- CONSIGNE DONNÉE 1:
D'après le texte sur les États généraux du bien commun, dans combien de villes de France les clubs IEP ont-ils été créés ?

#### TEXTE SOURCE

Comme les français, nous considérons que l’offre politique actuelle est décevante, le système politique impuissant, chacun s’interroge sur une alternative qui pourrait répondre à l’attente des français en proposant un projet qui sache préserver son unité et incarner une renaissance politique. Quel que soit le vainqueur de l’élection, nous pensons que la première année de son quinquennat devra être réservée à cet objectif : refaire l’unité. Et nous proposons une modalité : la convocation
d’Etats Généraux du bien commun pour l’unité de la France avec une méthode, l’exercice du débat contradictoire et en se conformant au principe de subsidiarité, c’est-à-dire en s’appuyant sur la société civile et par le bas. Seuls des Etats Généraux pourrons rénover notre démocratie et faire la preuve d’un courage et d’une volonté politique car il est impossible de séparer la promotion de la justice sociale de la reconnaissance des valeurs et de la culture du peuple.
En attendant 2027
Le président de la République, Emmanuel Macron, nous propose de son côté de participer aux travaux du « Conseil national de la refondation » réunissant des « forces politiques, sociales, associatives ainsi que des citoyens ». Cette initiative renvoyait explicitement au Conseil national de la Résistance (CNR), créé au printemps de 1943 pour rassembler les partis politiques et les mouvements de résistance et préparer la libération de la France. « Nous vivons un temps comparable », a ajouté le président de la République. Nous sommes d’accord sur le constat cependant pour l’IEP cette initiative est totalement contreproductive car emmenant de l’exécutif cela n’a pas la légitimité populaire comme le suggérerait le principe de subsidiarité. C’est à la société civile, elle-même, de porter cette intuition et initiative avec l’aide bien sûr (subsidium) de l’Etat et de l’exécutif. Nous l’avons exprimé auprès de l’organisme « CNR » dans le cadre d’une contribution, en lui proposant de se conformer à la bonne définition du principe de subsidiarité mais qui est resté sans réaction… Nous pensons donc important de lancer à l’inverse d’initiative du CNR, une mobilisation citoyenne, sans attendre, pour exprimer et incarner ce mouvement « populariste ». Il s’agirait de convoquer des « Assises du Bien Commun » en nous appuyant sur les clubs IEP créés dans 10 villes en France représentatives de ce qu’est aujourd’hui la France.

########

- CONSIGNE DONNÉE 2:
Réécrivez en liste JSON de chaînes, une chaîne par ligne et sans les lignes vides, les lignes des enregistrements comprises entre le début des enregistrements et la ligne contenant "Bar <box>94 134 118 378</box>", bornes incluses.

#### MATÉRIEL DE L'EXERCICE

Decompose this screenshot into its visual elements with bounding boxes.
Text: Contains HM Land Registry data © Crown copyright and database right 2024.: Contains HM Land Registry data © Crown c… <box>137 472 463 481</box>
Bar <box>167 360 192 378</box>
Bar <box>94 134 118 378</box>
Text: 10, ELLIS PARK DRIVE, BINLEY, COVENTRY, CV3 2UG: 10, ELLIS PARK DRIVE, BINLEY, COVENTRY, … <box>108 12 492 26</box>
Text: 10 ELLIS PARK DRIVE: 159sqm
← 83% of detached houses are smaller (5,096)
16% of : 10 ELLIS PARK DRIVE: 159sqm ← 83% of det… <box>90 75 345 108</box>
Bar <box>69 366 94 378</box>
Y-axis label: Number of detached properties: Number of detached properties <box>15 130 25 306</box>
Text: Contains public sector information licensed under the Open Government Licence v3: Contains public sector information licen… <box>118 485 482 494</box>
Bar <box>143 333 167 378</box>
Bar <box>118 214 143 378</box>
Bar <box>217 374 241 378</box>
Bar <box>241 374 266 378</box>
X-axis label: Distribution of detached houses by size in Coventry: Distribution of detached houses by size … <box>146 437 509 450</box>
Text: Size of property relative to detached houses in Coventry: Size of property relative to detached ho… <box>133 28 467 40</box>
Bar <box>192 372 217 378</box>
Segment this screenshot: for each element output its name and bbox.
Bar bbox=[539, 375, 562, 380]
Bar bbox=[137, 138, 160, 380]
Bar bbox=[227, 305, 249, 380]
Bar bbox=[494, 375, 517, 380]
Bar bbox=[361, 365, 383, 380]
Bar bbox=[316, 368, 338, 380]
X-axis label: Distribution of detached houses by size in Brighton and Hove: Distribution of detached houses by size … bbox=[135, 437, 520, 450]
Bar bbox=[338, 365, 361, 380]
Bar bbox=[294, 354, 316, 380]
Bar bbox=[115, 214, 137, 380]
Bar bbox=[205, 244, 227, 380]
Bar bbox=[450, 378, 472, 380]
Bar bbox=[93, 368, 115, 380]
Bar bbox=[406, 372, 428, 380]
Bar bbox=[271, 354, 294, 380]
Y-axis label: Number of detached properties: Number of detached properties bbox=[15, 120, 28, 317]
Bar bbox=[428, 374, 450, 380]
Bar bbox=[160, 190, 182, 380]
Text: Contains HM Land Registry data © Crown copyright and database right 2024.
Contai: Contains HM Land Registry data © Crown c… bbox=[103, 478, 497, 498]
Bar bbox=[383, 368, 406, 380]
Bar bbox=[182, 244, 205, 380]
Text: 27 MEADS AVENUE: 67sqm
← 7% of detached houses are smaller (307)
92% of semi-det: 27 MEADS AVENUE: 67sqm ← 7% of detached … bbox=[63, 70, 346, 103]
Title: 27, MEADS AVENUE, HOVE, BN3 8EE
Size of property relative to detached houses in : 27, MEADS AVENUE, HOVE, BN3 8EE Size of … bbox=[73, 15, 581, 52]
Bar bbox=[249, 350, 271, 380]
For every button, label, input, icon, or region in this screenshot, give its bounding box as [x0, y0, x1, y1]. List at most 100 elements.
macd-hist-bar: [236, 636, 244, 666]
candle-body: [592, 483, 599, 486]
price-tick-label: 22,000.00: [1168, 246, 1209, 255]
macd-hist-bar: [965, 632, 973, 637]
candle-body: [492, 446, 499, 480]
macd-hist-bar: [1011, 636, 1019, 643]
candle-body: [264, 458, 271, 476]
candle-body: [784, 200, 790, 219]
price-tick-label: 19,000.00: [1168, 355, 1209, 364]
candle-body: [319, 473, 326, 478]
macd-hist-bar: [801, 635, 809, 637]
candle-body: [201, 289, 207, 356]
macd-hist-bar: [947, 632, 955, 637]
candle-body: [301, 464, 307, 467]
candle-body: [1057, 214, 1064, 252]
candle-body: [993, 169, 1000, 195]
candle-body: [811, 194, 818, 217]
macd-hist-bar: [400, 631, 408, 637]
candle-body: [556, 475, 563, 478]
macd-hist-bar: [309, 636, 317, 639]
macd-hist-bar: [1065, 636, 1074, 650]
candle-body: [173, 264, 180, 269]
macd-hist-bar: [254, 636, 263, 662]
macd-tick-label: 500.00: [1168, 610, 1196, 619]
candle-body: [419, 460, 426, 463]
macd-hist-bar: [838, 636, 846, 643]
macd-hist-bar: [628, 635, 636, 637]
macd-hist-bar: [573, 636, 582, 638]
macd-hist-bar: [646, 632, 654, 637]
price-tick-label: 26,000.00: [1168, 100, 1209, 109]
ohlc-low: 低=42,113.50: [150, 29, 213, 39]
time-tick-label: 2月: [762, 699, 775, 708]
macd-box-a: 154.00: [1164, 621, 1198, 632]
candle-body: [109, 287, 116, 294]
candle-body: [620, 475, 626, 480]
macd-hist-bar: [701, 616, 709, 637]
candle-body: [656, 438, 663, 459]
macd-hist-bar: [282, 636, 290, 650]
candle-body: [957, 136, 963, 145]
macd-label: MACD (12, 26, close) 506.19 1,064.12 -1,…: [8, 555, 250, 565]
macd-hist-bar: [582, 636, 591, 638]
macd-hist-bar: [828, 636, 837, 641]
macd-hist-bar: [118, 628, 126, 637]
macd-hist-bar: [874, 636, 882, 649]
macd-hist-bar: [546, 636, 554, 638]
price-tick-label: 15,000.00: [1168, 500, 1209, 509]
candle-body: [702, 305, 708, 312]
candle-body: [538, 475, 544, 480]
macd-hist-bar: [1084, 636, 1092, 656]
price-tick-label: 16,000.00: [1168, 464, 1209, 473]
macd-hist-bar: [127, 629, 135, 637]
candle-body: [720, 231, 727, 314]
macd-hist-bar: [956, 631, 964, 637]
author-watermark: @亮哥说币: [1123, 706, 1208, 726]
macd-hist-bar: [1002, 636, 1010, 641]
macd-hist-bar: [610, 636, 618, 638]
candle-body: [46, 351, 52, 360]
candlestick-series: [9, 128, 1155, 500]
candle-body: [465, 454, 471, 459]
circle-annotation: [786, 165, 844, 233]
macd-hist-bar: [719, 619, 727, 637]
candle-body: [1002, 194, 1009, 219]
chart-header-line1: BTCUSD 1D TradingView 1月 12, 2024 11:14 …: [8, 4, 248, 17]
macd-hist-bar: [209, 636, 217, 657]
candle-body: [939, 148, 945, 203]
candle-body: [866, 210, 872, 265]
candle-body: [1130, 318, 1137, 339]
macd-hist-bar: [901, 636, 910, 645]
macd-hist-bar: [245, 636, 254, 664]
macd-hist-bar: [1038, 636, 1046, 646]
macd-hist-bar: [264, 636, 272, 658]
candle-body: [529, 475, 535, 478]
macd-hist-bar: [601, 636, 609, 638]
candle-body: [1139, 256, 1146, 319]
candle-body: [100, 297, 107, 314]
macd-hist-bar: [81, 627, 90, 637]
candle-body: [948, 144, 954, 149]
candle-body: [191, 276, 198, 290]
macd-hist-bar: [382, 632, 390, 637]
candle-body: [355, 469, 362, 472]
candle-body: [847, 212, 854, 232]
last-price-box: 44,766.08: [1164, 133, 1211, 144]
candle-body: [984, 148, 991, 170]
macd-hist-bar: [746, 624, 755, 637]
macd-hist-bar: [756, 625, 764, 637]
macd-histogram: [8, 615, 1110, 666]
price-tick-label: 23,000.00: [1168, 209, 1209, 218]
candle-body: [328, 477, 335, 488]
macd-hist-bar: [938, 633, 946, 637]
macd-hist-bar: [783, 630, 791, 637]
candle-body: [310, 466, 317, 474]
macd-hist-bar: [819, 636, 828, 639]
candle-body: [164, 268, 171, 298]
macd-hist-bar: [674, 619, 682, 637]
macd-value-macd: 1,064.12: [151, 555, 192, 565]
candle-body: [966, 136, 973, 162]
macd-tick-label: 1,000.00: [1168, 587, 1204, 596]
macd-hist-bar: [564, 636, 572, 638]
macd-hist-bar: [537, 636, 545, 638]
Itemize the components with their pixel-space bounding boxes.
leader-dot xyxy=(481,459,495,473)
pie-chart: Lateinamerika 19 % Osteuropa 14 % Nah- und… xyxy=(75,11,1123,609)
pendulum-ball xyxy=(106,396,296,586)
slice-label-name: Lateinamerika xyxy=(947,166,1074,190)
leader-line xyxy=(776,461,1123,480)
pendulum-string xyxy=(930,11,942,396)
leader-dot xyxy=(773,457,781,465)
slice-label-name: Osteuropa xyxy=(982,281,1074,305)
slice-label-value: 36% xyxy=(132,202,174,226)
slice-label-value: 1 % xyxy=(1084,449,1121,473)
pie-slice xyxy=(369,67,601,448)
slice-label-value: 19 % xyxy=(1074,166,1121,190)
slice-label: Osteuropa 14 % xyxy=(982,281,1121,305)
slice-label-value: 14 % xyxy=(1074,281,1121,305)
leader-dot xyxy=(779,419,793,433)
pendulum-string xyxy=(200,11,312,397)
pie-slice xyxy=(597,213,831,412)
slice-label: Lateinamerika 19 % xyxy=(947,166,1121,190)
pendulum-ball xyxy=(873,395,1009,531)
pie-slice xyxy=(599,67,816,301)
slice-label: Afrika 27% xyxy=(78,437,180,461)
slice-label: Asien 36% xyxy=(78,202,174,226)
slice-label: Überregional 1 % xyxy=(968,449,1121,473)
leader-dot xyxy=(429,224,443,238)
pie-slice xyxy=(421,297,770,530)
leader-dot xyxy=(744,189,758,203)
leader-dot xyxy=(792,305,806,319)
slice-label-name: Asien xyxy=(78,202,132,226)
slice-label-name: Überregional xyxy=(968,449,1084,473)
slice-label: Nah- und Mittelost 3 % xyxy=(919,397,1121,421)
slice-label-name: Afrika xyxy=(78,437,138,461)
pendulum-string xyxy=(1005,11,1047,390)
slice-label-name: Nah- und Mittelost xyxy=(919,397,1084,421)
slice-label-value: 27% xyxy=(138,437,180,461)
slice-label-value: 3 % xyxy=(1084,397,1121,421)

########

- RÉSULTAT OBTENU 1:
Les clubs IEP ont été créés dans 10 villes en France.

- RÉSULTAT OBTENU 2:
[
  "Decompose this screenshot into its visual elements with bounding boxes.",
  "Text: Contains HM Land Registry data © Crown copyright and database right 2024.: Contains HM Land Registry data © Crown c… <box>137 472 463 481</box>",
  "Bar <box>167 360 192 378</box>",
  "Bar <box>94 134 118 378</box>"
]